▶ _EXERCISE_
Gather each line of the entries below that includes "name".

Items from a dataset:

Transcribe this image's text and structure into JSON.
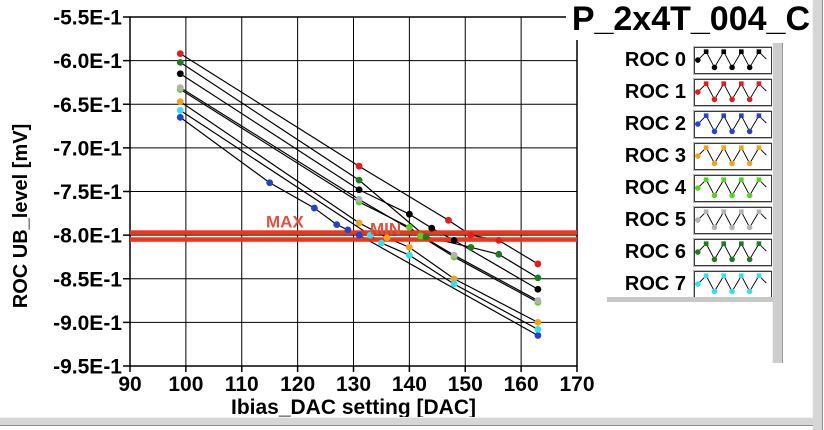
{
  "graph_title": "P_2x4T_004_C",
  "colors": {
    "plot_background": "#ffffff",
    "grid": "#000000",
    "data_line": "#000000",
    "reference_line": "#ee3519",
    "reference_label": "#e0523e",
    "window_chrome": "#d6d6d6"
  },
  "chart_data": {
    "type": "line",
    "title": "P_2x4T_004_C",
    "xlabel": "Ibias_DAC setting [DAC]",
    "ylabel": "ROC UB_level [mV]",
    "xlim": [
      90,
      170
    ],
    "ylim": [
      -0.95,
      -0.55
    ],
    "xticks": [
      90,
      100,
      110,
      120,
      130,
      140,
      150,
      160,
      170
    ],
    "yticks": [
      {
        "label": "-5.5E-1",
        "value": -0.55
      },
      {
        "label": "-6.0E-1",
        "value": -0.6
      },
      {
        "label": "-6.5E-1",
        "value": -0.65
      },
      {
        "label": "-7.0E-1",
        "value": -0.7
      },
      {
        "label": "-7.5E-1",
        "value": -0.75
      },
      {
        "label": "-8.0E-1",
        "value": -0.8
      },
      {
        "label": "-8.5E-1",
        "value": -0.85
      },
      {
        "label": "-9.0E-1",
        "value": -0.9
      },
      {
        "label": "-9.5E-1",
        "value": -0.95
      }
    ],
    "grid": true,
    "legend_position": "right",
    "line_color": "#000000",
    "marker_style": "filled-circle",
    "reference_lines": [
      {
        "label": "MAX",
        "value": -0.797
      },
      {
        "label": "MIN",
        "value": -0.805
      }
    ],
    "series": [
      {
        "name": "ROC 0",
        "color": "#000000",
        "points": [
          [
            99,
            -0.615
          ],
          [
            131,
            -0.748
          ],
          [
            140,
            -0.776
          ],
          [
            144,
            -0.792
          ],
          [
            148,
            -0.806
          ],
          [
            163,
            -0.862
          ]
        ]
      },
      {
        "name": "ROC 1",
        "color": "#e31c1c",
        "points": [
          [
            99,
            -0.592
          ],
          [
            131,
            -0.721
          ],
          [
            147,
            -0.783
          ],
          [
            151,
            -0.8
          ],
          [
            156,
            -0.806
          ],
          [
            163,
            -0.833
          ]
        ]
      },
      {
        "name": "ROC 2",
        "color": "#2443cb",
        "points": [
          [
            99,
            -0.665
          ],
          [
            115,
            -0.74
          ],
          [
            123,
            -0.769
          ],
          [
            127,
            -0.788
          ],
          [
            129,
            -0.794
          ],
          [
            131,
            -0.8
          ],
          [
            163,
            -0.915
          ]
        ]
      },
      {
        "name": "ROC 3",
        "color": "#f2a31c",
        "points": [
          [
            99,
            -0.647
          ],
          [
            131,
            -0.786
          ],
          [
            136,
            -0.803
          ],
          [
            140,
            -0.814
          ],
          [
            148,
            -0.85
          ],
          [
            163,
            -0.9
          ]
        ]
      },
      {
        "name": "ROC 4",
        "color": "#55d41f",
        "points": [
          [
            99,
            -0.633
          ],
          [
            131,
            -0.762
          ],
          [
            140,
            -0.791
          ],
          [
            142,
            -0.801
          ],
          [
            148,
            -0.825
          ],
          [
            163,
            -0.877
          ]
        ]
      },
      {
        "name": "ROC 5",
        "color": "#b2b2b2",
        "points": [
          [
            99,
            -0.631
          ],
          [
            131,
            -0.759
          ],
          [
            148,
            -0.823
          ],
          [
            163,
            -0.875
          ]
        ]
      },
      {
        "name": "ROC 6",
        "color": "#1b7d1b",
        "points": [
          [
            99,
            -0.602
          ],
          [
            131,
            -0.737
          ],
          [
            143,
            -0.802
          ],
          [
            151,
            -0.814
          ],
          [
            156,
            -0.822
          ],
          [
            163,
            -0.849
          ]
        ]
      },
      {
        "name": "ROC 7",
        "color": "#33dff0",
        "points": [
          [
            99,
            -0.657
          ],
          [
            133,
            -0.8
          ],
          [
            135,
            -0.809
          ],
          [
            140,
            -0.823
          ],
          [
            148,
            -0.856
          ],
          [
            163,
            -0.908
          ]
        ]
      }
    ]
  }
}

▶ _ANSWER TO THIS PROBLEM_
        "name": "ROC 0",
        "name": "ROC 1",
        "name": "ROC 2",
        "name": "ROC 3",
        "name": "ROC 4",
        "name": "ROC 5",
        "name": "ROC 6",
        "name": "ROC 7",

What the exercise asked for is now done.